# [Work to be completed]
Arrange every line of the entries below as a numbered list, omitting any blank lines.

Entries with labeled boxes
-=-=-
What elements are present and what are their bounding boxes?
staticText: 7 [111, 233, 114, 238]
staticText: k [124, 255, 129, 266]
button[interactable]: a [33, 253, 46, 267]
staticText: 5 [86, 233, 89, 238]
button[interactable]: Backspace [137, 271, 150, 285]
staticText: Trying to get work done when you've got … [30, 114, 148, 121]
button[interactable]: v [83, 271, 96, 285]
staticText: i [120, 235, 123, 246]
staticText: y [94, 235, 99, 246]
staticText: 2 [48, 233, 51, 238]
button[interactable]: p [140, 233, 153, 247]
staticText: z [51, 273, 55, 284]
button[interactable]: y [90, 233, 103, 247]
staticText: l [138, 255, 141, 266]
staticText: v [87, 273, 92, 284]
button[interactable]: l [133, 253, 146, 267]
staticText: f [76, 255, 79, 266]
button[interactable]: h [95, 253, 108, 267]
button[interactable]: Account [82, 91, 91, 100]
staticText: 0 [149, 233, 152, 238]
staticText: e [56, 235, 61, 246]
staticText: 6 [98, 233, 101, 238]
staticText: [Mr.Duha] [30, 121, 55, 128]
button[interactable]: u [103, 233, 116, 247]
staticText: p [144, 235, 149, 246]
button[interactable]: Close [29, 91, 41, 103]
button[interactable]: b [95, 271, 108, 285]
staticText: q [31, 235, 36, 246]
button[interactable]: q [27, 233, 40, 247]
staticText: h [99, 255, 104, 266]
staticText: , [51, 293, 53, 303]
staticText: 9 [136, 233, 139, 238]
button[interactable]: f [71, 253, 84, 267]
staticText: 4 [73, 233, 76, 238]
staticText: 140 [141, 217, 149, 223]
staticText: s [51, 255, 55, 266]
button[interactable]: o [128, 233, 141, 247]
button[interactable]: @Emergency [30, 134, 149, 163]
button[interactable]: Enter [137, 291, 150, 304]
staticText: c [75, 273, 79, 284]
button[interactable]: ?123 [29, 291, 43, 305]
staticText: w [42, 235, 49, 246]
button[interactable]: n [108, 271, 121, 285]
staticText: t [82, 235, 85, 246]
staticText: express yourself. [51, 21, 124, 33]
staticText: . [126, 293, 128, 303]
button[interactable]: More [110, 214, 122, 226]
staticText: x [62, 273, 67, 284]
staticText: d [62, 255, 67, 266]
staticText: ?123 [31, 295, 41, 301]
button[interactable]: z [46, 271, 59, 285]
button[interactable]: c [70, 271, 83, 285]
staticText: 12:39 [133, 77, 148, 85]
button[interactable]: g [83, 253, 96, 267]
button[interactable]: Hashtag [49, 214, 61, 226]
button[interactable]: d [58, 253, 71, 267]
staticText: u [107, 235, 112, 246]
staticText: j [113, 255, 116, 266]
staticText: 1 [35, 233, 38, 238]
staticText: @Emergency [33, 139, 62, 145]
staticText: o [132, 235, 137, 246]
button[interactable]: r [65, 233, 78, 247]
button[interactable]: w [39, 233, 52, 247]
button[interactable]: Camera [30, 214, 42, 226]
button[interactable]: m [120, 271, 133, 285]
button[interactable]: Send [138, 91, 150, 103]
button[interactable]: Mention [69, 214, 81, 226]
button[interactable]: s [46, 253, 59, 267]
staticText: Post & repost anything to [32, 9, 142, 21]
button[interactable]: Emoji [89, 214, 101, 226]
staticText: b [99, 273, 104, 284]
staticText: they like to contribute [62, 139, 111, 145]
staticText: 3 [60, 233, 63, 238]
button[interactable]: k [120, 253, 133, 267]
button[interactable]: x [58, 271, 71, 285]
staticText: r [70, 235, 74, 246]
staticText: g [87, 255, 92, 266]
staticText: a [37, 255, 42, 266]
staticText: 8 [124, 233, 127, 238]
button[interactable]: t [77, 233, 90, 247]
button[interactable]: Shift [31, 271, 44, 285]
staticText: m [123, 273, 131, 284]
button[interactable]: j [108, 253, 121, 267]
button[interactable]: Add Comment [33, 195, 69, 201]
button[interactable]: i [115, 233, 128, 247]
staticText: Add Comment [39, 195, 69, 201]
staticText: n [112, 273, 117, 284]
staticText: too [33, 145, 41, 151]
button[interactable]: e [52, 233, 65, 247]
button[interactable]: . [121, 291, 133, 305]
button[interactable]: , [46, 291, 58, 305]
-=-=-
# [Correct response]
1. What elements are present and what are their bounding boxes?
2. staticText: 7 [111, 233, 114, 238]
3. staticText: k [124, 255, 129, 266]
4. button[interactable]: a [33, 253, 46, 267]
5. staticText: 5 [86, 233, 89, 238]
6. button[interactable]: Backspace [137, 271, 150, 285]
7. staticText: Trying to get work done when you've got … [30, 114, 148, 121]
8. button[interactable]: v [83, 271, 96, 285]
9. staticText: i [120, 235, 123, 246]
10. staticText: y [94, 235, 99, 246]
11. staticText: 2 [48, 233, 51, 238]
12. button[interactable]: p [140, 233, 153, 247]
13. staticText: z [51, 273, 55, 284]
14. button[interactable]: y [90, 233, 103, 247]
15. staticText: l [138, 255, 141, 266]
16. staticText: v [87, 273, 92, 284]
17. button[interactable]: l [133, 253, 146, 267]
18. staticText: f [76, 255, 79, 266]
19. button[interactable]: h [95, 253, 108, 267]
20. button[interactable]: Account [82, 91, 91, 100]
21. staticText: 0 [149, 233, 152, 238]
22. staticText: e [56, 235, 61, 246]
23. staticText: 6 [98, 233, 101, 238]
24. staticText: [Mr.Duha] [30, 121, 55, 128]
25. button[interactable]: u [103, 233, 116, 247]
26. staticText: p [144, 235, 149, 246]
27. button[interactable]: Close [29, 91, 41, 103]
28. button[interactable]: b [95, 271, 108, 285]
29. staticText: q [31, 235, 36, 246]
30. button[interactable]: q [27, 233, 40, 247]
31. staticText: h [99, 255, 104, 266]
32. staticText: , [51, 293, 53, 303]
33. staticText: 9 [136, 233, 139, 238]
34. button[interactable]: f [71, 253, 84, 267]
35. staticText: 4 [73, 233, 76, 238]
36. staticText: 140 [141, 217, 149, 223]
37. staticText: s [51, 255, 55, 266]
38. button[interactable]: o [128, 233, 141, 247]
39. button[interactable]: @Emergency [30, 134, 149, 163]
40. button[interactable]: Enter [137, 291, 150, 304]
41. staticText: c [75, 273, 79, 284]
42. button[interactable]: ?123 [29, 291, 43, 305]
43. staticText: w [42, 235, 49, 246]
44. button[interactable]: n [108, 271, 121, 285]
45. staticText: t [82, 235, 85, 246]
46. staticText: express yourself. [51, 21, 124, 33]
47. staticText: . [126, 293, 128, 303]
48. button[interactable]: More [110, 214, 122, 226]
49. staticText: x [62, 273, 67, 284]
50. staticText: d [62, 255, 67, 266]
51. staticText: ?123 [31, 295, 41, 301]
52. button[interactable]: z [46, 271, 59, 285]
53. button[interactable]: c [70, 271, 83, 285]
54. staticText: 12:39 [133, 77, 148, 85]
55. button[interactable]: g [83, 253, 96, 267]
56. button[interactable]: Hashtag [49, 214, 61, 226]
57. button[interactable]: d [58, 253, 71, 267]
58. staticText: u [107, 235, 112, 246]
59. staticText: j [113, 255, 116, 266]
60. staticText: 1 [35, 233, 38, 238]
61. staticText: @Emergency [33, 139, 62, 145]
62. staticText: o [132, 235, 137, 246]
63. button[interactable]: r [65, 233, 78, 247]
64. button[interactable]: w [39, 233, 52, 247]
65. button[interactable]: Camera [30, 214, 42, 226]
66. button[interactable]: m [120, 271, 133, 285]
67. button[interactable]: Send [138, 91, 150, 103]
68. button[interactable]: Mention [69, 214, 81, 226]
69. button[interactable]: s [46, 253, 59, 267]
70. staticText: Post & repost anything to [32, 9, 142, 21]
71. button[interactable]: Emoji [89, 214, 101, 226]
72. staticText: b [99, 273, 104, 284]
73. staticText: they like to contribute [62, 139, 111, 145]
74. staticText: 3 [60, 233, 63, 238]
75. button[interactable]: k [120, 253, 133, 267]
76. button[interactable]: x [58, 271, 71, 285]
77. staticText: r [70, 235, 74, 246]
78. staticText: g [87, 255, 92, 266]
79. staticText: a [37, 255, 42, 266]
80. staticText: 8 [124, 233, 127, 238]
81. button[interactable]: t [77, 233, 90, 247]
82. button[interactable]: Shift [31, 271, 44, 285]
83. staticText: m [123, 273, 131, 284]
84. button[interactable]: j [108, 253, 121, 267]
85. button[interactable]: Add Comment [33, 195, 69, 201]
86. button[interactable]: i [115, 233, 128, 247]
87. staticText: Add Comment [39, 195, 69, 201]
88. staticText: n [112, 273, 117, 284]
89. staticText: too [33, 145, 41, 151]
90. button[interactable]: e [52, 233, 65, 247]
91. button[interactable]: . [121, 291, 133, 305]
92. button[interactable]: , [46, 291, 58, 305]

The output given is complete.